Set problem:
Below are records; work out how many of their lines hold the string "FGSZ" and give that number alone.

Records for this exercise:
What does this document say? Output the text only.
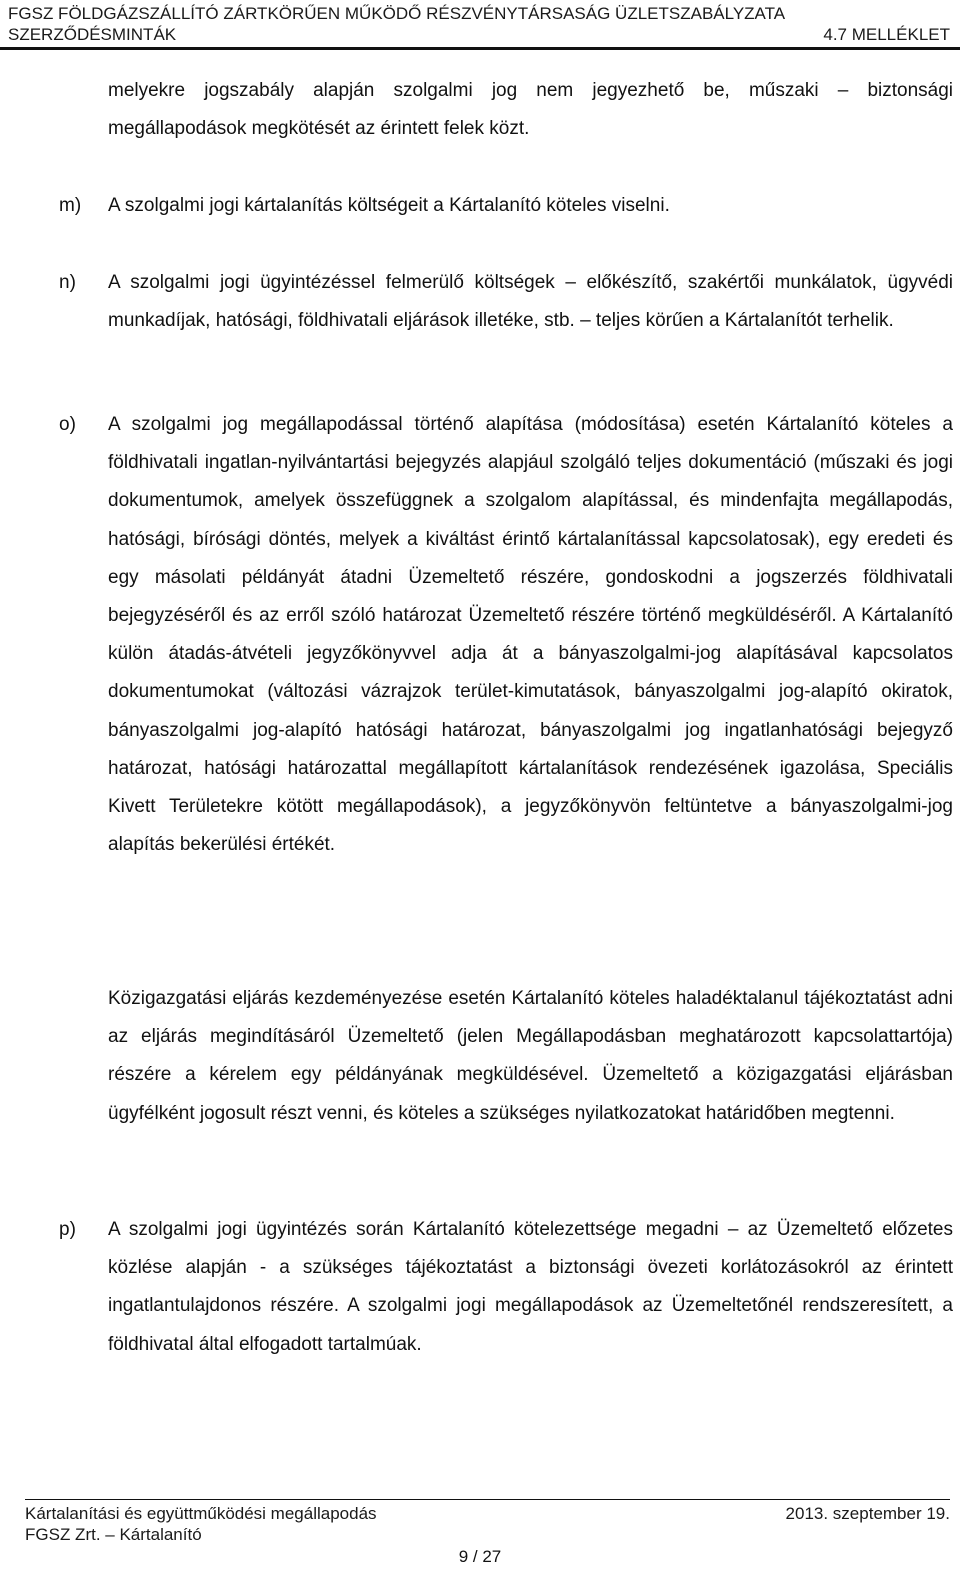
FGSZ FÖLDGÁZSZÁLLÍTÓ ZÁRTKÖRŰEN MŰKÖDŐ RÉSZVÉNYTÁRSASÁG ÜZLETSZABÁLYZATA
SZERZŐDÉSMINTÁK	4.7 MELLÉKLET
melyekre jogszabály alapján szolgalmi jog nem jegyezhető be, műszaki – biztonsági megállapodások megkötését az érintett felek közt.
m) A szolgalmi jogi kártalanítás költségeit a Kártalanító köteles viselni.
n) A szolgalmi jogi ügyintézéssel felmerülő költségek – előkészítő, szakértői munkálatok, ügyvédi munkadíjak, hatósági, földhivatali eljárások illetéke, stb. – teljes körűen a Kártalanítót terhelik.
o) A szolgalmi jog megállapodással történő alapítása (módosítása) esetén Kártalanító köteles a földhivatali ingatlan-nyilvántartási bejegyzés alapjául szolgáló teljes dokumentáció (műszaki és jogi dokumentumok, amelyek összefüggnek a szolgalom alapítással, és mindenfajta megállapodás, hatósági, bírósági döntés, melyek a kiváltást érintő kártalanítással kapcsolatosak), egy eredeti és egy másolati példányát átadni Üzemeltető részére, gondoskodni a jogszerzés földhivatali bejegyzéséről és az erről szóló határozat Üzemeltető részére történő megküldéséről. A Kártalanító külön átadás-átvételi jegyzőkönyvvel adja át a bányaszolgalmi-jog alapításával kapcsolatos dokumentumokat (változási vázrajzok terület-kimutatások, bányaszolgalmi jog-alapító okiratok, bányaszolgalmi jog-alapító hatósági határozat, bányaszolgalmi jog ingatlanhatósági bejegyző határozat, hatósági határozattal megállapított kártalanítások rendezésének igazolása, Speciális Kivett Területekre kötött megállapodások), a jegyzőkönyvön feltüntetve a bányaszolgalmi-jog alapítás bekerülési értékét.
Közigazgatási eljárás kezdeményezése esetén Kártalanító köteles haladéktalanul tájékoztatást adni az eljárás megindításáról Üzemeltető (jelen Megállapodásban meghatározott kapcsolattartója) részére a kérelem egy példányának megküldésével. Üzemeltető a közigazgatási eljárásban ügyfélként jogosult részt venni, és köteles a szükséges nyilatkozatokat határidőben megtenni.
p) A szolgalmi jogi ügyintézés során Kártalanító kötelezettsége megadni – az Üzemeltető előzetes közlése alapján - a szükséges tájékoztatást a biztonsági övezeti korlátozásokról az érintett ingatlantulajdonos részére. A szolgalmi jogi megállapodások az Üzemeltetőnél rendszeresített, a földhivatal által elfogadott tartalmúak.
Kártalanítási és együttműködési megállapodás
FGSZ Zrt. – Kártalanító
2013. szeptember 19.
9 / 27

Solution to the problem:
2